-- Start DATASET --

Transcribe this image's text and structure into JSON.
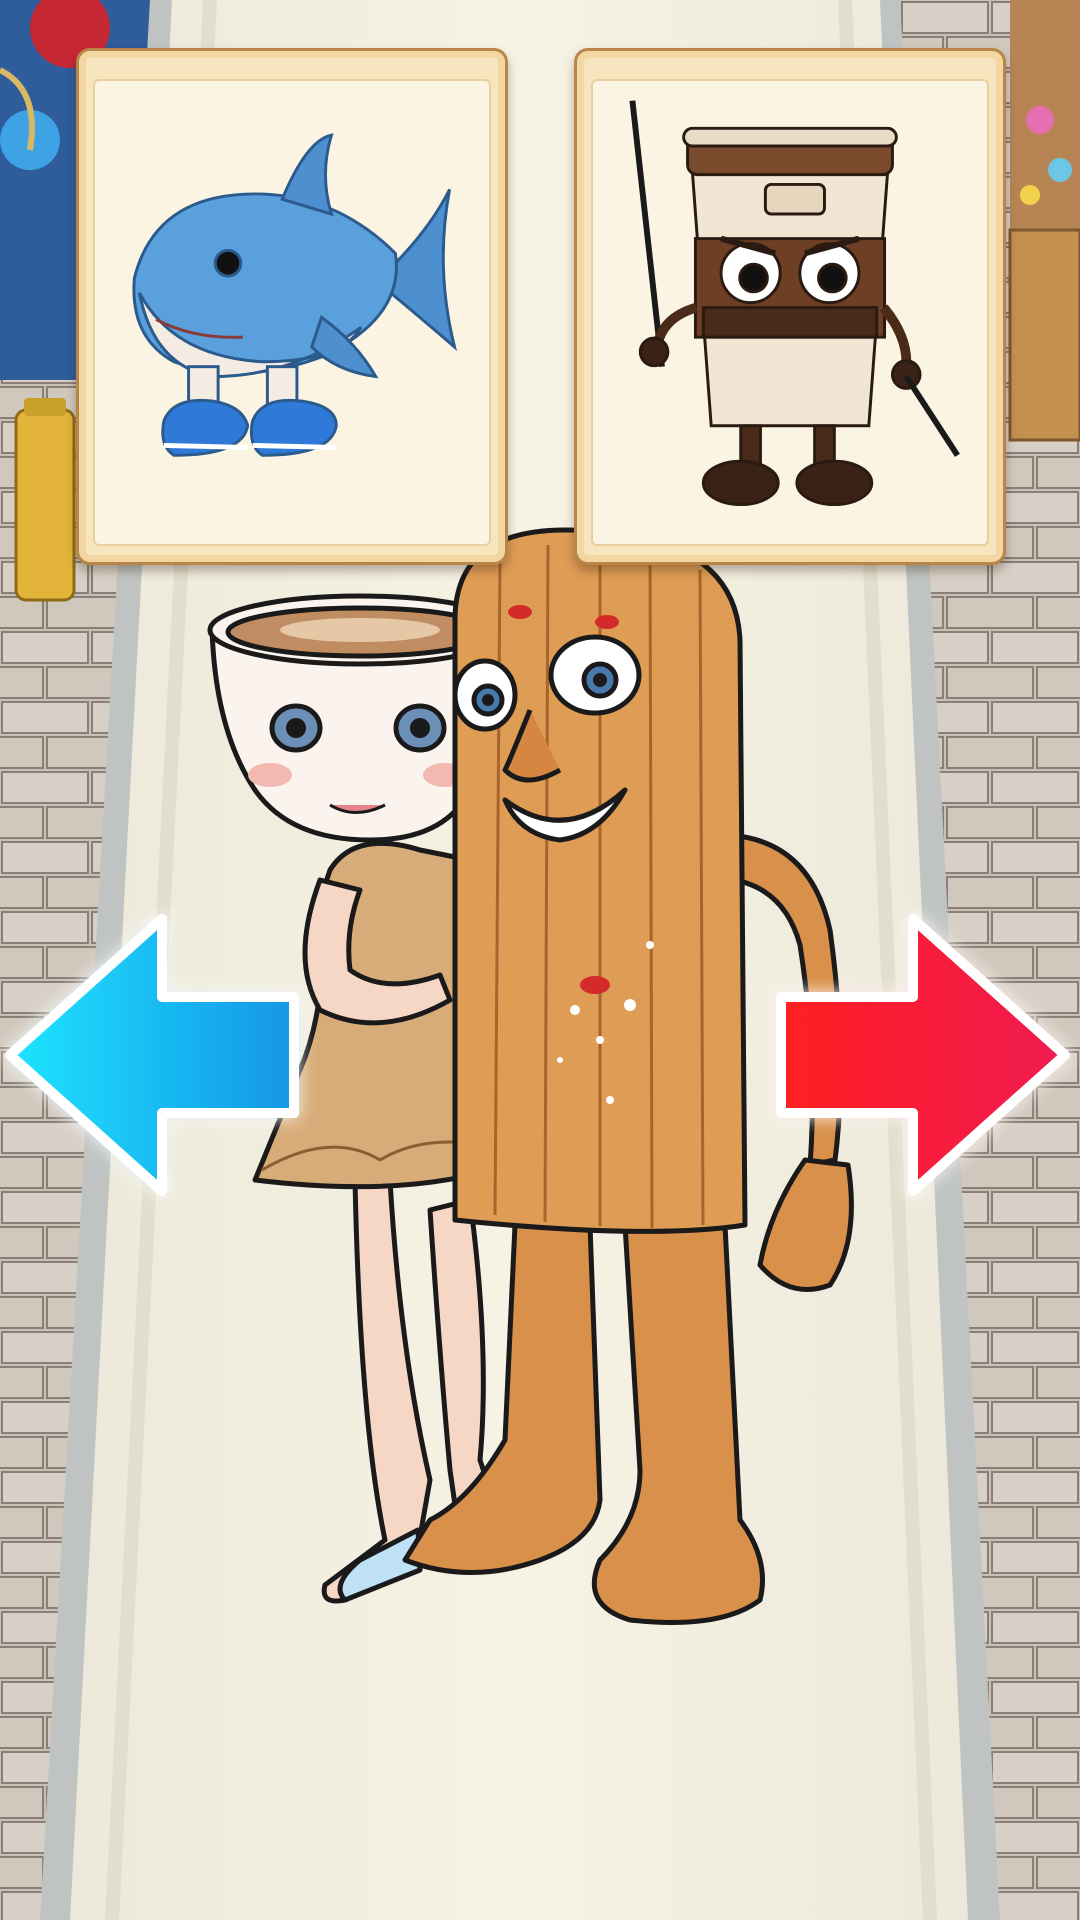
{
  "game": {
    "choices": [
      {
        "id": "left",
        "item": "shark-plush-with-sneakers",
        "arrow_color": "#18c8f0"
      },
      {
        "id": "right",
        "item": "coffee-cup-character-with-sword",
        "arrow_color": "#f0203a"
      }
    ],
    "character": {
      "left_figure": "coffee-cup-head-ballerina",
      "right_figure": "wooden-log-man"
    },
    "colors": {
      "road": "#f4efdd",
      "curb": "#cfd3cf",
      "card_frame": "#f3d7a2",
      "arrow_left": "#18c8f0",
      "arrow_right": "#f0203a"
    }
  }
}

-- End DATASET --

» **YOUR GOAL**:
Repeat the listing verbatim. Skip the pictures.

» **RESULT BELOW**:
Transcribe this image's text and structure into JSON.
{
  "game": {
    "choices": [
      {
        "id": "left",
        "item": "shark-plush-with-sneakers",
        "arrow_color": "#18c8f0"
      },
      {
        "id": "right",
        "item": "coffee-cup-character-with-sword",
        "arrow_color": "#f0203a"
      }
    ],
    "character": {
      "left_figure": "coffee-cup-head-ballerina",
      "right_figure": "wooden-log-man"
    },
    "colors": {
      "road": "#f4efdd",
      "curb": "#cfd3cf",
      "card_frame": "#f3d7a2",
      "arrow_left": "#18c8f0",
      "arrow_right": "#f0203a"
    }
  }
}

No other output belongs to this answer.